### Task instructions:
In the listing below, locate the lines that hold "JSON" and copy them.

### Information provided:
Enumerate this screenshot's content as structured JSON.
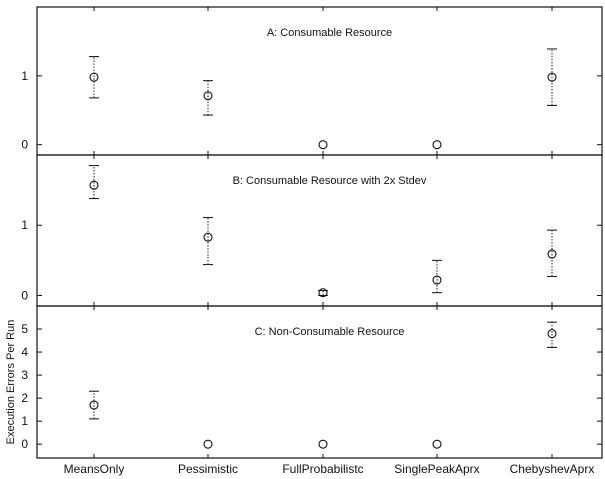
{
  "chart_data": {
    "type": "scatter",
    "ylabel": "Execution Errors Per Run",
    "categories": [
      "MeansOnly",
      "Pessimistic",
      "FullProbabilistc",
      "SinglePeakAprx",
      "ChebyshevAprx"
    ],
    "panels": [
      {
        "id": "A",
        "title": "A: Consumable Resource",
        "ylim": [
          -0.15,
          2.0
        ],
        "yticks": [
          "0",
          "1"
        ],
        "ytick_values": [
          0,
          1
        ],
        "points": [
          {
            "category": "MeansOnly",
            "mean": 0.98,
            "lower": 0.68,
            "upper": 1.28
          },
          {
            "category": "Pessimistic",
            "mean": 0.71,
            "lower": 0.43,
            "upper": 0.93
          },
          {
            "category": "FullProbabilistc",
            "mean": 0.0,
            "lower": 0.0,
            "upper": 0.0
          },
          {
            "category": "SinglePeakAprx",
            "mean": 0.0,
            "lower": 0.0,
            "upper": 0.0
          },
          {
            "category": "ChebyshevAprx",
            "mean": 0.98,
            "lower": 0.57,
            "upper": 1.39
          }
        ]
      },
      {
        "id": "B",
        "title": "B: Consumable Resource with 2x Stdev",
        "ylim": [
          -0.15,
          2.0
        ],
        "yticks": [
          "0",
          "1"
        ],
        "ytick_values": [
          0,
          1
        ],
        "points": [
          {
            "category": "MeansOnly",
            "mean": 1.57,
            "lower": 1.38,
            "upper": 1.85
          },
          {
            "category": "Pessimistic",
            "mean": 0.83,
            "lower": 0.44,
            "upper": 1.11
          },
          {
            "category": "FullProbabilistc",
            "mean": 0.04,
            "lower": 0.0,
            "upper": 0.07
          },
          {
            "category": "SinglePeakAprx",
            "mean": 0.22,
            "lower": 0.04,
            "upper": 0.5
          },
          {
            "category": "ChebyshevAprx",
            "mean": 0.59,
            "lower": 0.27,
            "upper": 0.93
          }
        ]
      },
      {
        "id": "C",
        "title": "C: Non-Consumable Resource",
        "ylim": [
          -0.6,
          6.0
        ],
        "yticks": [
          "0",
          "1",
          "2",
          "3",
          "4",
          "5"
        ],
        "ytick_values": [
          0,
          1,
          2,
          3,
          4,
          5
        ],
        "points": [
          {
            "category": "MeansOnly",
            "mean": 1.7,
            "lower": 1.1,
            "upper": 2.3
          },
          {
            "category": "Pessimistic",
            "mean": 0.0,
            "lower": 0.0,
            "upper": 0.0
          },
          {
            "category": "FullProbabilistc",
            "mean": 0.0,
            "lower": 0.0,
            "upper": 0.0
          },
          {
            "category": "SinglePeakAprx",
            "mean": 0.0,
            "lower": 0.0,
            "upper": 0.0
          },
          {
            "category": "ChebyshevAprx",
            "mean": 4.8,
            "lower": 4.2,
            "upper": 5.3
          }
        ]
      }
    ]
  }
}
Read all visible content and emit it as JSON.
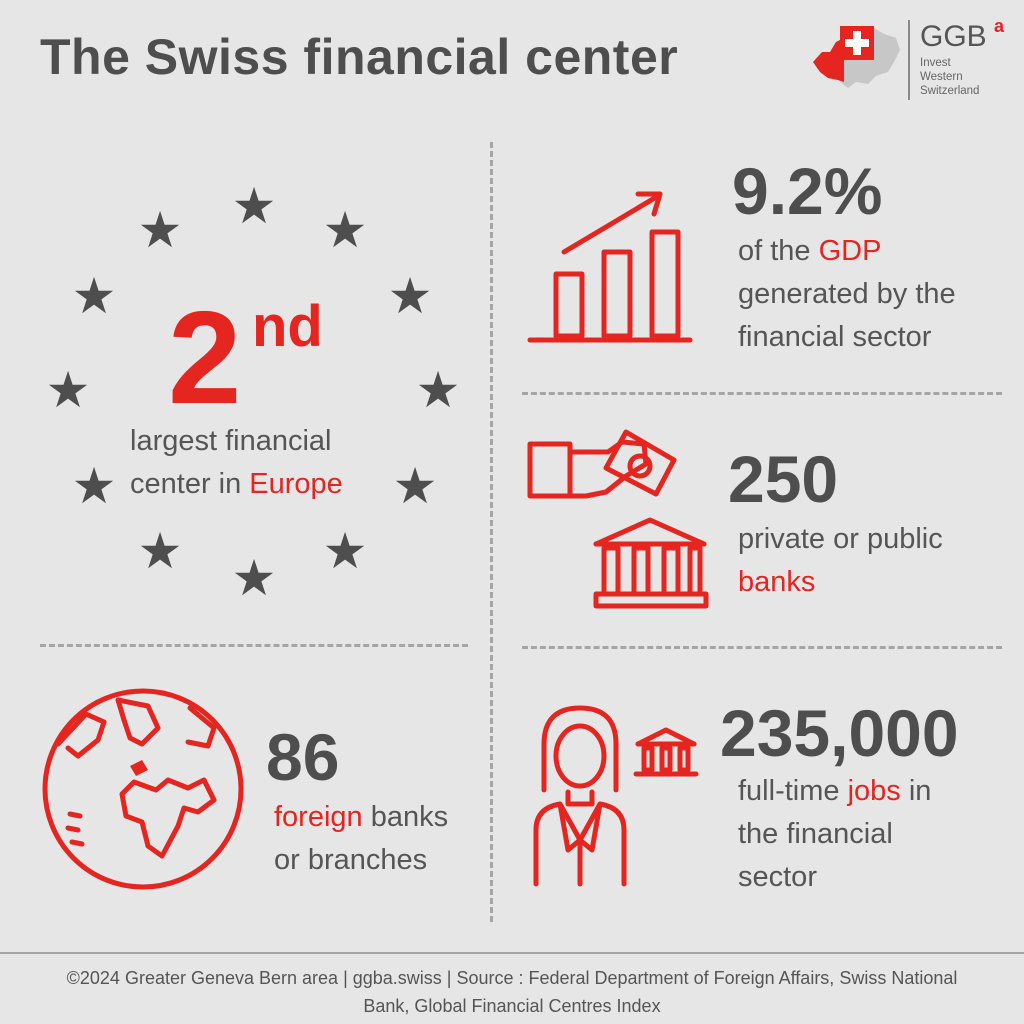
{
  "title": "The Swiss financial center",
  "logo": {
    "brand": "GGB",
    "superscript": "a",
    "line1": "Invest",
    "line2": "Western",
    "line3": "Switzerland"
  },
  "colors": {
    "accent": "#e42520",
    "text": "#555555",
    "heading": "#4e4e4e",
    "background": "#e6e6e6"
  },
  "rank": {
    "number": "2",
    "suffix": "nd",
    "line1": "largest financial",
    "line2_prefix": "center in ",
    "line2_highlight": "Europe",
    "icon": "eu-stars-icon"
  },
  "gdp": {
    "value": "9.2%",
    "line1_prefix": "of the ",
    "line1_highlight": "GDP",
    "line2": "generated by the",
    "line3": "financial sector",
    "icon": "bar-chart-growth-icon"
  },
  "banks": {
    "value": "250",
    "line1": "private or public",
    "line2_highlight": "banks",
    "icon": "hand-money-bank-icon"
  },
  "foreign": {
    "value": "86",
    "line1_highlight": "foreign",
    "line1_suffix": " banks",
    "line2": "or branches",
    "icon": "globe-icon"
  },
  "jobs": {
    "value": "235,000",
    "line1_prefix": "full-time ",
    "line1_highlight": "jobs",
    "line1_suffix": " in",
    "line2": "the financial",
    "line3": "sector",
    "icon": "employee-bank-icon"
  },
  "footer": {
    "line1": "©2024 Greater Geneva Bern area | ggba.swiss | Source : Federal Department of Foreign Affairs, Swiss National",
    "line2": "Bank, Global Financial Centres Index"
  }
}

--

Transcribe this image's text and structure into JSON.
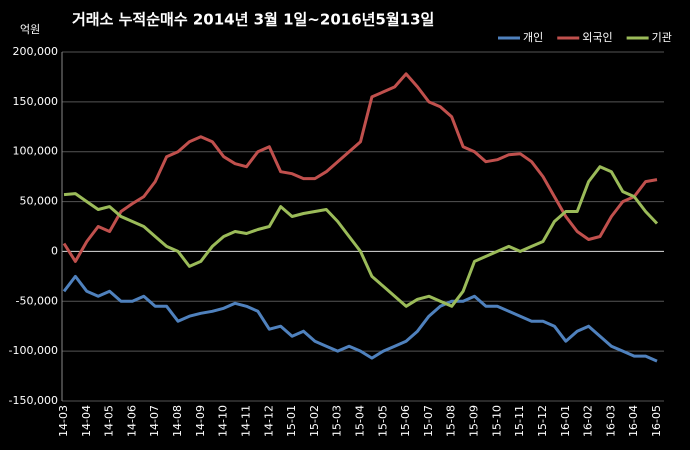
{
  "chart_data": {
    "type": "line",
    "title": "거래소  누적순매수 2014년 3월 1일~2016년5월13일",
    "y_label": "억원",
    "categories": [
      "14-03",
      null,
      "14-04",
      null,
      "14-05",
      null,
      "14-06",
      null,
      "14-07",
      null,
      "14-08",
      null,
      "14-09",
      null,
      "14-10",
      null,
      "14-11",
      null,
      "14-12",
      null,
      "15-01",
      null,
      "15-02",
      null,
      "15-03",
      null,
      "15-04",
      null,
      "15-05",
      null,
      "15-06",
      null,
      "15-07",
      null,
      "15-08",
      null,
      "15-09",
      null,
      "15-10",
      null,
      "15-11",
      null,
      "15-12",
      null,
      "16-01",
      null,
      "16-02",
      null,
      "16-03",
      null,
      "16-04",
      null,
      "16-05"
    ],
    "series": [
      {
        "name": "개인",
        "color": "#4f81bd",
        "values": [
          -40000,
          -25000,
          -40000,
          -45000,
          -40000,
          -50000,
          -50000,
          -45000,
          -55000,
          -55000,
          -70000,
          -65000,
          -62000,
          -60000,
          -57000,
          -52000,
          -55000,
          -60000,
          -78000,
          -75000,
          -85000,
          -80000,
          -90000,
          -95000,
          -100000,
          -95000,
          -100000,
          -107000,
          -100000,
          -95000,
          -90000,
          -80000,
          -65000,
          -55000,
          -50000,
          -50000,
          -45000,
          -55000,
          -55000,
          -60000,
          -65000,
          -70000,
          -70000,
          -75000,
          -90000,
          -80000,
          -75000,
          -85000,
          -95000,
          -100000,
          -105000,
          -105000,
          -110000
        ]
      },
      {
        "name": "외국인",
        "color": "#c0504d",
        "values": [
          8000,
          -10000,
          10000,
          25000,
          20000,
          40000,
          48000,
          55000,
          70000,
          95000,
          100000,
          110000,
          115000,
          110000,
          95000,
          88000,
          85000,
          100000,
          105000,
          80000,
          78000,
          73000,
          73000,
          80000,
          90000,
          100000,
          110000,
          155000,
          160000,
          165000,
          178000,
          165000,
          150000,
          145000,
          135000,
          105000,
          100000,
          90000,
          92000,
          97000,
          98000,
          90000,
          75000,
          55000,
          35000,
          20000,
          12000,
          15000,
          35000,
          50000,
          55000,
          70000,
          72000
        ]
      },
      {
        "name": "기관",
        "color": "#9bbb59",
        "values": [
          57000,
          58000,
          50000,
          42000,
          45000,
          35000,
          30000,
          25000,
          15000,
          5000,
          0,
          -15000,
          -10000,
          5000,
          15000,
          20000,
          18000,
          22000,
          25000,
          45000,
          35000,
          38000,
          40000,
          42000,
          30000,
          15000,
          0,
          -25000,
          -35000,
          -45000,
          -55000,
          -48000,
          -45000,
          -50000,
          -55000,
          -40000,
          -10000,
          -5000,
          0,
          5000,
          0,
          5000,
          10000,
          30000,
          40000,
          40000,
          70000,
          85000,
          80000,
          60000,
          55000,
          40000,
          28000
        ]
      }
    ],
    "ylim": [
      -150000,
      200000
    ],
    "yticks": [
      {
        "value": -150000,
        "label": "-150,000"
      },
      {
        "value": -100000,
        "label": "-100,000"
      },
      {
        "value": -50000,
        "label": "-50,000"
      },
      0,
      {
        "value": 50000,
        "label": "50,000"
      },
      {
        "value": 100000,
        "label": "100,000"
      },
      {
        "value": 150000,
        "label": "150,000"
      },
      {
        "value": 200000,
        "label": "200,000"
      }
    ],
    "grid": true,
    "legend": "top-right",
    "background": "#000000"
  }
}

### Result below:
Enumerate this screenshot's content as structured JSON.
Read all visible content and emit it as JSON.
Transcribe this image's text and structure into JSON.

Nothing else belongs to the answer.